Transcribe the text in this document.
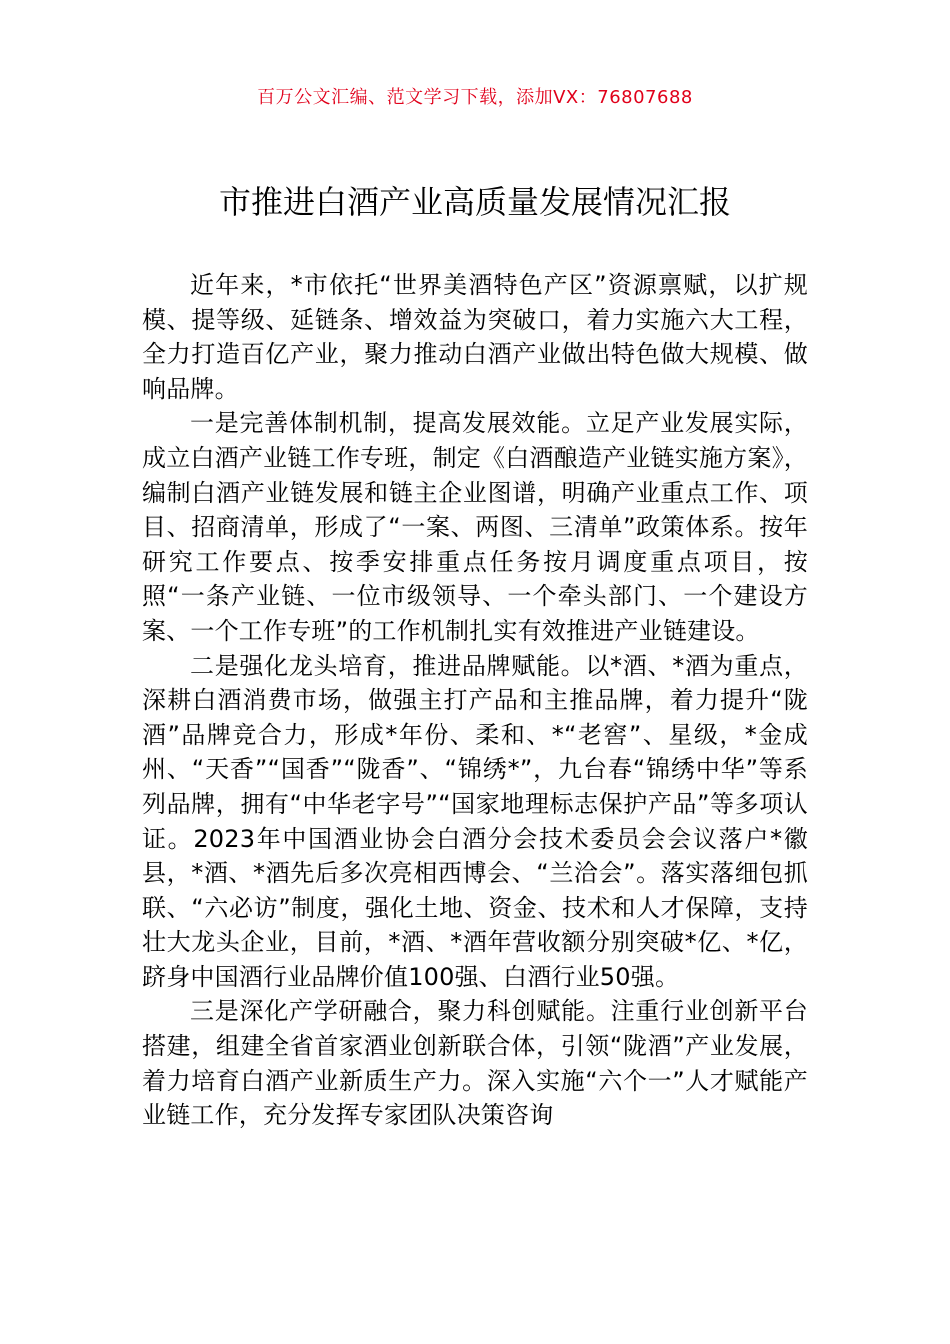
百万公文汇编、范文学习下载，添加VX：76807688
市推进白酒产业高质量发展情况汇报

近年来，*市依托“世界美酒特色产区”资源禀赋，以扩规模、提等级、延链条、增效益为突破口，着力实施六大工程，全力打造百亿产业，聚力推动白酒产业做出特色做大规模、做响品牌。

一是完善体制机制，提高发展效能。立足产业发展实际，成立白酒产业链工作专班，制定《白酒酿造产业链实施方案》，编制白酒产业链发展和链主企业图谱，明确产业重点工作、项目、招商清单，形成了“一案、两图、三清单”政策体系。按年研究工作要点、按季安排重点任务按月调度重点项目，按照“一条产业链、一位市级领导、一个牵头部门、一个建设方案、一个工作专班”的工作机制扎实有效推进产业链建设。

二是强化龙头培育，推进品牌赋能。以*酒、*酒为重点，深耕白酒消费市场，做强主打产品和主推品牌，着力提升“陇酒”品牌竞合力，形成*年份、柔和、*“老窖”、星级，*金成州、“天香”“国香”“陇香”、“锦绣*”，九台春“锦绣中华”等系列品牌，拥有“中华老字号”“国家地理标志保护产品”等多项认证。2023年中国酒业协会白酒分会技术委员会会议落户*徽县，*酒、*酒先后多次亮相西博会、“兰洽会”。落实落细包抓联、“六必访”制度，强化土地、资金、技术和人才保障，支持壮大龙头企业，目前，*酒、*酒年营收额分别突破*亿、*亿，跻身中国酒行业品牌价值100强、白酒行业50强。

三是深化产学研融合，聚力科创赋能。注重行业创新平台搭建，组建全省首家酒业创新联合体，引领“陇酒”产业发展，着力培育白酒产业新质生产力。深入实施“六个一”人才赋能产业链工作，充分发挥专家团队决策咨询
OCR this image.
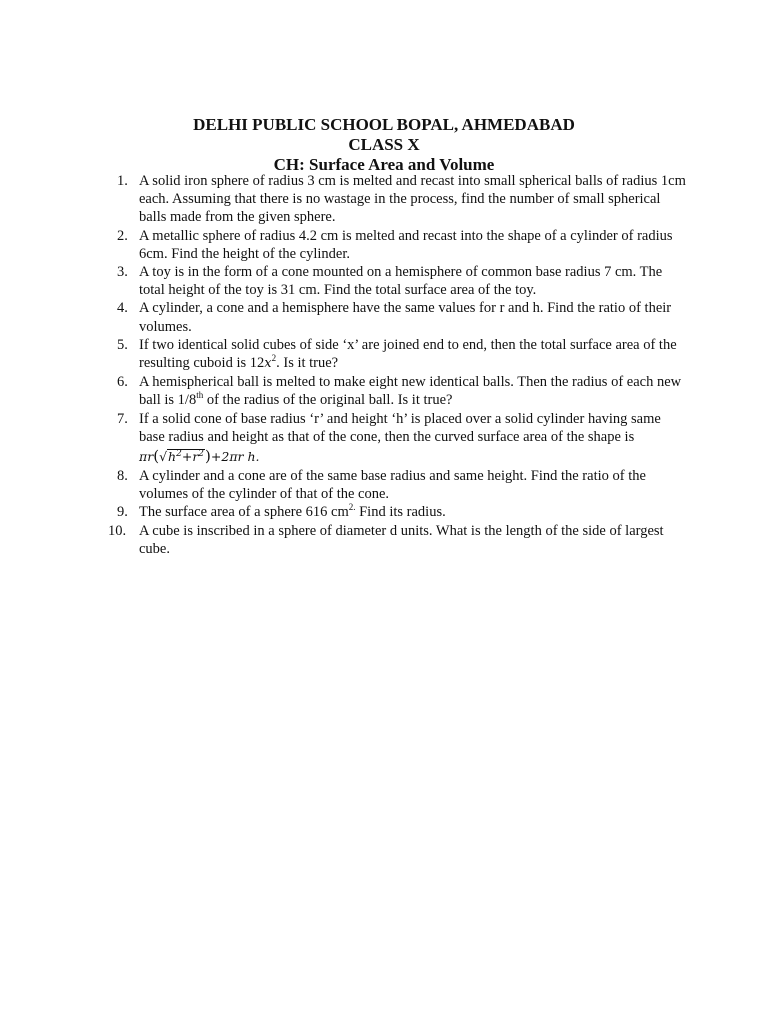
DELHI PUBLIC SCHOOL BOPAL, AHMEDABAD
CLASS X
CH: Surface Area and Volume
1. A solid iron sphere of radius 3 cm is melted and recast into small spherical balls of radius 1cm each. Assuming that there is no wastage in the process, find the number of small spherical balls made from the given sphere.
2. A metallic sphere of radius 4.2 cm is melted and recast into the shape of a cylinder of radius 6cm. Find the height of the cylinder.
3. A toy is in the form of a cone mounted on a hemisphere of common base radius 7 cm. The total height of the toy is 31 cm. Find the total surface area of the toy.
4. A cylinder, a cone and a hemisphere have the same values for r and h. Find the ratio of their volumes.
5. If two identical solid cubes of side ‘x’ are joined end to end, then the total surface area of the resulting cuboid is $12x^2$. Is it true?
6. A hemispherical ball is melted to make eight new identical balls. Then the radius of each new ball is 1/8th of the radius of the original ball. Is it true?
7. If a solid cone of base radius ‘r’ and height ‘h’ is placed over a solid cylinder having same base radius and height as that of the cone, then the curved surface area of the shape is
$\pi r(√h^2+r^2)+2\pi r$ h.
8. A cylinder and a cone are of the same base radius and same height. Find the ratio of the volumes of the cylinder of that of the cone.
9. The surface area of a sphere 616 $cm^{2.}$ Find its radius.
10. A cube is inscribed in a sphere of diameter d units. What is the length of the side of largest cube.
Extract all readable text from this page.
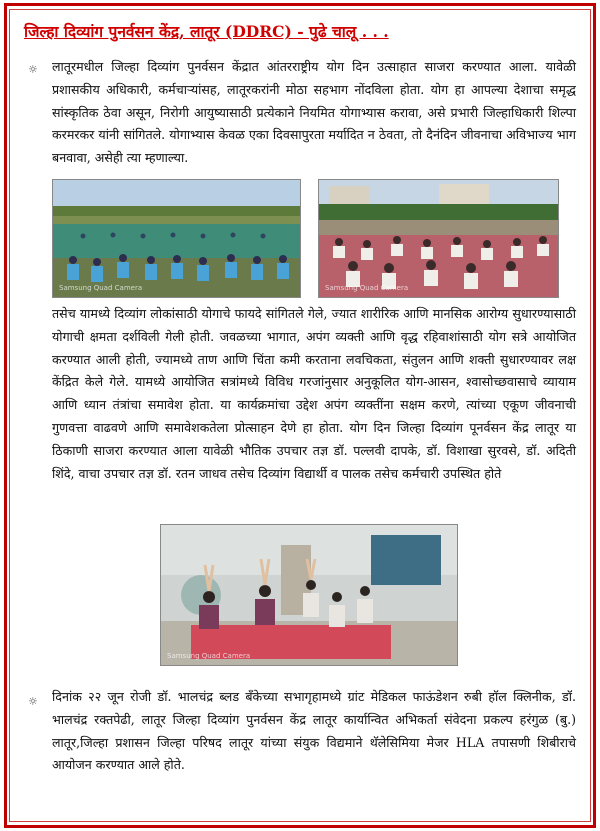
जिल्हा दिव्यांग पुनर्वसन केंद्र, लातूर (DDRC) - पुढे चालू . . .
☼ लातूरमधील जिल्हा दिव्यांग पुनर्वसन केंद्रात आंतरराष्ट्रीय योग दिन उत्साहात साजरा करण्यात आला. यावेळी प्रशासकीय अधिकारी, कर्मचाऱ्यांसह, लातूरकरांनी मोठा सहभाग नोंदविला होता. योग हा आपल्या देशाचा समृद्ध सांस्कृतिक ठेवा असून, निरोगी आयुष्यासाठी प्रत्येकाने नियमित योगाभ्यास करावा, असे प्रभारी जिल्हाधिकारी शिल्पा करमरकर यांनी सांगितले. योगाभ्यास केवळ एका दिवसापुरता मर्यादित न ठेवता, तो दैनंदिन जीवनाचा अविभाज्य भाग बनवावा, असेही त्या म्हणाल्या.

Samsung Quad Camera	Samsung Quad Camera

तसेच यामध्ये दिव्यांग लोकांसाठी योगाचे फायदे सांगितले गेले, ज्यात शारीरिक आणि मानसिक आरोग्य सुधारण्यासाठी योगाची क्षमता दर्शविली गेली होती. जवळच्या भागात, अपंग व्यक्ती आणि वृद्ध रहिवाशांसाठी योग सत्रे आयोजित करण्यात आली होती, ज्यामध्ये ताण आणि चिंता कमी करताना लवचिकता, संतुलन आणि शक्ती सुधारण्यावर लक्ष केंद्रित केले गेले. यामध्ये आयोजित सत्रांमध्ये विविध गरजांनुसार अनुकूलित योग-आसन, श्वासोच्छवासाचे व्यायाम आणि ध्यान तंत्रांचा समावेश होता. या कार्यक्रमांचा उद्देश अपंग व्यक्तींना सक्षम करणे, त्यांच्या एकूण जीवनाची गुणवत्ता वाढवणे आणि समावेशकतेला प्रोत्साहन देणे हा होता. योग दिन जिल्हा दिव्यांग पूनर्वसन केंद्र लातूर या ठिकाणी साजरा करण्यात आला यावेळी भौतिक उपचार तज्ञ डॉ. पल्लवी दापके, डॉ. विशाखा सुरवसे, डॉ. अदिती शिंदे, वाचा उपचार तज्ञ डॉ. रतन जाधव तसेच दिव्यांग विद्यार्थी व पालक तसेच कर्मचारी उपस्थित होते

Samsung Quad Camera
☼ दिनांक २२ जून रोजी डॉ. भालचंद्र ब्लड बँकेच्या सभागृहामध्ये ग्रांट मेडिकल फाऊंडेशन रुबी हॉल क्लिनीक, डॉ. भालचंद्र रक्तपेढी, लातूर जिल्हा दिव्यांग पुनर्वसन केंद्र लातूर कार्यान्वित अभिकर्ता संवेदना प्रकल्प हरंगुळ (बु.) लातूर,जिल्हा प्रशासन जिल्हा परिषद लातूर यांच्या संयुक विद्यमाने थॅलेसिमिया मेजर HLA तपासणी शिबीराचे आयोजन करण्यात आले होते.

--

WHAT YOU WILL DO: Ascertain the number of lines in the entries that include the word "Quad", and report only that number.

FULL OUTPUT: 2